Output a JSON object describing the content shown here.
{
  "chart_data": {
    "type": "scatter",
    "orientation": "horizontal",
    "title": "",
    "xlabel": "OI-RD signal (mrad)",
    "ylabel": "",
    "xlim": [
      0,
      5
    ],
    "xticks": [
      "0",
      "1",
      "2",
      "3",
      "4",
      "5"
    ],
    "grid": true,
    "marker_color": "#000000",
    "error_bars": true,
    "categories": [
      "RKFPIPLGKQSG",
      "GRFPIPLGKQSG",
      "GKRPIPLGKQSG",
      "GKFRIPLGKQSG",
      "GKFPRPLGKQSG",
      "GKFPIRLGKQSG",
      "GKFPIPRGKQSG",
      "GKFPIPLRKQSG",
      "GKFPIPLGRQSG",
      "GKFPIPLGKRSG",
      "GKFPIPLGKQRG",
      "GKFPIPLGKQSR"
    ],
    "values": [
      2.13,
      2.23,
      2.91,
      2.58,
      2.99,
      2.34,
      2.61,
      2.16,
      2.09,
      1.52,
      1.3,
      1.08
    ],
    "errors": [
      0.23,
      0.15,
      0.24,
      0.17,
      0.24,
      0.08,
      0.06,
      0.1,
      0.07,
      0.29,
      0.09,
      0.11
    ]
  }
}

WHAT YOU HAVE TO DO:
All entries must be repeated verbatim.

COMPLETE OUTPUT:
Output a JSON object describing the content shown here.
{
  "chart_data": {
    "type": "scatter",
    "orientation": "horizontal",
    "title": "",
    "xlabel": "OI-RD signal (mrad)",
    "ylabel": "",
    "xlim": [
      0,
      5
    ],
    "xticks": [
      "0",
      "1",
      "2",
      "3",
      "4",
      "5"
    ],
    "grid": true,
    "marker_color": "#000000",
    "error_bars": true,
    "categories": [
      "RKFPIPLGKQSG",
      "GRFPIPLGKQSG",
      "GKRPIPLGKQSG",
      "GKFRIPLGKQSG",
      "GKFPRPLGKQSG",
      "GKFPIRLGKQSG",
      "GKFPIPRGKQSG",
      "GKFPIPLRKQSG",
      "GKFPIPLGRQSG",
      "GKFPIPLGKRSG",
      "GKFPIPLGKQRG",
      "GKFPIPLGKQSR"
    ],
    "values": [
      2.13,
      2.23,
      2.91,
      2.58,
      2.99,
      2.34,
      2.61,
      2.16,
      2.09,
      1.52,
      1.3,
      1.08
    ],
    "errors": [
      0.23,
      0.15,
      0.24,
      0.17,
      0.24,
      0.08,
      0.06,
      0.1,
      0.07,
      0.29,
      0.09,
      0.11
    ]
  }
}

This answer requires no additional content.